**PROBLEM DESCRIPTION**
Continue the mailing-list message about a byte order swapping function from the point at which it ends.

Byte Order Swapping Function

Christian Manning cmanning999 at gmail.com
Sat Jul 16 06:21:43 PDT 2011


Jonathan M Davis wrote:

> On Thursday 14 July 2011 06:27:47 Andrei Alexandrescu wrote:
>> On 7/14/11 5:51 AM, Regan Heath wrote:
>> > That's my point. I need 8/16/32/64/128 bit versions and it really would
>> > be better if there were general variants. My version are less than
>> > optimal, but do use intrinsics where possible. Someone else can do a
>> > far better job than I, and it really should be done once, by that
>> > person. Surely we have the infrastructure for someone to add this to
>> > phobos? If something this simple can't or won't be done, what hope do
>> > we have!?
>> 
>> I think we should have these functions in std.bitmanip:
>> 
>> T toBigEndian(T)(T val) if (isArithmetic!T || isSomeChar!T);
>> T toLittleEndian(T)(T val) if (isArithmetic!T || isSomeChar!T);
>> T bigEndianToNative(T)(T val) if (isArithmetic!T || isSomeChar!T);
>> T littleEndianToNative(T)(T val) if (isArithmetic!T || isSomeChar!T);
>> 
>> That means all characters, all integers, and all floating point numbers.

**EXTRACTED MATERIAL**
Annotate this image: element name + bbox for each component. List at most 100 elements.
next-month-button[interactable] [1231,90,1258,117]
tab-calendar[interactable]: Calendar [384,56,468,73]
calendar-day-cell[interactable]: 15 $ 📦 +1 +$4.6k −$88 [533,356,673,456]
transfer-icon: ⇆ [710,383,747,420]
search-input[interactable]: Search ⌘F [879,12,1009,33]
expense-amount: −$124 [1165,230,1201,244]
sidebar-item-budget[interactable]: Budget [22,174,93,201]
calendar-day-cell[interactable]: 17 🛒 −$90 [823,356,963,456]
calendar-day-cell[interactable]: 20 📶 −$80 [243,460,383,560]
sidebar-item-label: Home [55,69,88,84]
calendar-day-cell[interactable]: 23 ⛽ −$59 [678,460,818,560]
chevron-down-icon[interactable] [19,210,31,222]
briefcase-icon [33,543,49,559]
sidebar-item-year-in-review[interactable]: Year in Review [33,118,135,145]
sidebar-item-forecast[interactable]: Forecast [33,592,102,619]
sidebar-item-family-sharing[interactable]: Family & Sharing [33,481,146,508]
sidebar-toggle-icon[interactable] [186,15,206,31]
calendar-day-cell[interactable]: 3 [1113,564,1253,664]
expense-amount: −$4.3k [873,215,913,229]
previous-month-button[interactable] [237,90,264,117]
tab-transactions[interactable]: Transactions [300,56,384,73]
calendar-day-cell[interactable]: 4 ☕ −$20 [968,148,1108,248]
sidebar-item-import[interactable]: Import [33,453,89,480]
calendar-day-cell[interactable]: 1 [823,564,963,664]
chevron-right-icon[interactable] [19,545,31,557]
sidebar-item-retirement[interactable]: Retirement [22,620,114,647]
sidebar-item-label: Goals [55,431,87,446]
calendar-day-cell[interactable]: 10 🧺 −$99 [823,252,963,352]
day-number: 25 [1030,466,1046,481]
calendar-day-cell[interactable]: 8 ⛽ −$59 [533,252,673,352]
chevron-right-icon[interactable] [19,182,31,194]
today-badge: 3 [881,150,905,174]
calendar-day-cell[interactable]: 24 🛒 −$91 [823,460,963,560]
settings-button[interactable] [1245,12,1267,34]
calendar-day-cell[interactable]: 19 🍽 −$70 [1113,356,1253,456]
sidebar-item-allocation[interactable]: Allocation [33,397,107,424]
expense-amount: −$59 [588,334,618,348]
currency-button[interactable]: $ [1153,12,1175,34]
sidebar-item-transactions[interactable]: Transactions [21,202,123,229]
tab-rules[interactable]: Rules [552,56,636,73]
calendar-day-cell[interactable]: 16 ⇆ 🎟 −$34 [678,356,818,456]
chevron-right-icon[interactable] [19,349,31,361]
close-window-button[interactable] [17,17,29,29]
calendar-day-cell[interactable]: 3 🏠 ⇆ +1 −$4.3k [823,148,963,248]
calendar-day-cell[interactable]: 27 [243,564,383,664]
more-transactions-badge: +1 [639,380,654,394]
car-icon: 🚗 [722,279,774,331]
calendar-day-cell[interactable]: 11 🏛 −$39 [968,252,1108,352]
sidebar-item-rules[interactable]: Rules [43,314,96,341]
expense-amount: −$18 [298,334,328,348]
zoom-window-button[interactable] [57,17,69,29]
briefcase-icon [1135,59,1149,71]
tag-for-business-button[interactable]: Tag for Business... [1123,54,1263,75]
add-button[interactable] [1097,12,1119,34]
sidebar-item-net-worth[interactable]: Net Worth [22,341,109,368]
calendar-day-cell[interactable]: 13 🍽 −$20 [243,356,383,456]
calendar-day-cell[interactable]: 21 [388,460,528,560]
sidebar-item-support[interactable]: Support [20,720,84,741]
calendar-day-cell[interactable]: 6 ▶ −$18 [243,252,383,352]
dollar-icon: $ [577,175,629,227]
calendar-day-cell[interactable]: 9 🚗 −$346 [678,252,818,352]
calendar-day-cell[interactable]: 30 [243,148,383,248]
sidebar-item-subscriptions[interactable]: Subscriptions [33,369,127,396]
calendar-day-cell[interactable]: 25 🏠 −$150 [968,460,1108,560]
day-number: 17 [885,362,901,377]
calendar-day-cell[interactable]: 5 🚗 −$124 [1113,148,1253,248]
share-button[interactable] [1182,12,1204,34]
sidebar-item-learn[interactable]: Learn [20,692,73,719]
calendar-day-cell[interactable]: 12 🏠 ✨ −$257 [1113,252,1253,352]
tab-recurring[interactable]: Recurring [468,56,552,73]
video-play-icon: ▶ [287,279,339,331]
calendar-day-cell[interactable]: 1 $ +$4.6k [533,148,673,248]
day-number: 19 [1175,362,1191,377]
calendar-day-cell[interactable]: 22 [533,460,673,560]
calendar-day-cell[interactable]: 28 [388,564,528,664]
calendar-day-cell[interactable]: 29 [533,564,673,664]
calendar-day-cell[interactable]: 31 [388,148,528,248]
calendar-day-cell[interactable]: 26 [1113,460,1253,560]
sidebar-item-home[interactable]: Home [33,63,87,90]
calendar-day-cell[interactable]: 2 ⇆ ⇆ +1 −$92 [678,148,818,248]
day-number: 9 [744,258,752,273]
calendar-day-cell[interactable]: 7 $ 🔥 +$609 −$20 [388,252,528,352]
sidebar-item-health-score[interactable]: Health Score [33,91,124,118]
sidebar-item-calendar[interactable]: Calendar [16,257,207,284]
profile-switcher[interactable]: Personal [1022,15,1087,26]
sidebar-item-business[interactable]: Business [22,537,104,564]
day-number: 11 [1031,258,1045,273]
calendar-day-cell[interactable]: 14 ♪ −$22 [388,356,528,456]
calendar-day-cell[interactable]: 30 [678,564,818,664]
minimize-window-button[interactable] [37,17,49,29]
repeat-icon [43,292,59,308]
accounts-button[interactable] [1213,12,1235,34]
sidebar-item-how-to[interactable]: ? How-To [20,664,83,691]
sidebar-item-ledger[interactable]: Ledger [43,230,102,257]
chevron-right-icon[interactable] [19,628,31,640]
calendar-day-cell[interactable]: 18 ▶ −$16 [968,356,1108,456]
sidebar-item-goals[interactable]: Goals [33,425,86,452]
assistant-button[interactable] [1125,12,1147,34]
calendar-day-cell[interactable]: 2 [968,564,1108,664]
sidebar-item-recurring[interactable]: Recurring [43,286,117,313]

**OUTPUT OF THE EXERCISE**
>> The implementations would opportunistically use intrinsics and other
>> specialized means.
>> 
>> The documentation should specify the relationship to htonl and ntohl.
>> 
>> If there's a need for converting endianness of larger buffers, we might
>> add:
>> 
>> ubyte[] toBigEndian(ubyte[] val);
>> ubyte[] toLittleEndian(ubyte[] val);
>> ubyte[] bigEndianToNative(ubyte[] val);
>> ubyte[] littleEndianToNative(ubyte[] val);
>> 
>> They'd use std.algorithm.reverse internally as needed.
>> 
>> It's a sweet piece of work. Anyone have the time to prepare a pull
>> request?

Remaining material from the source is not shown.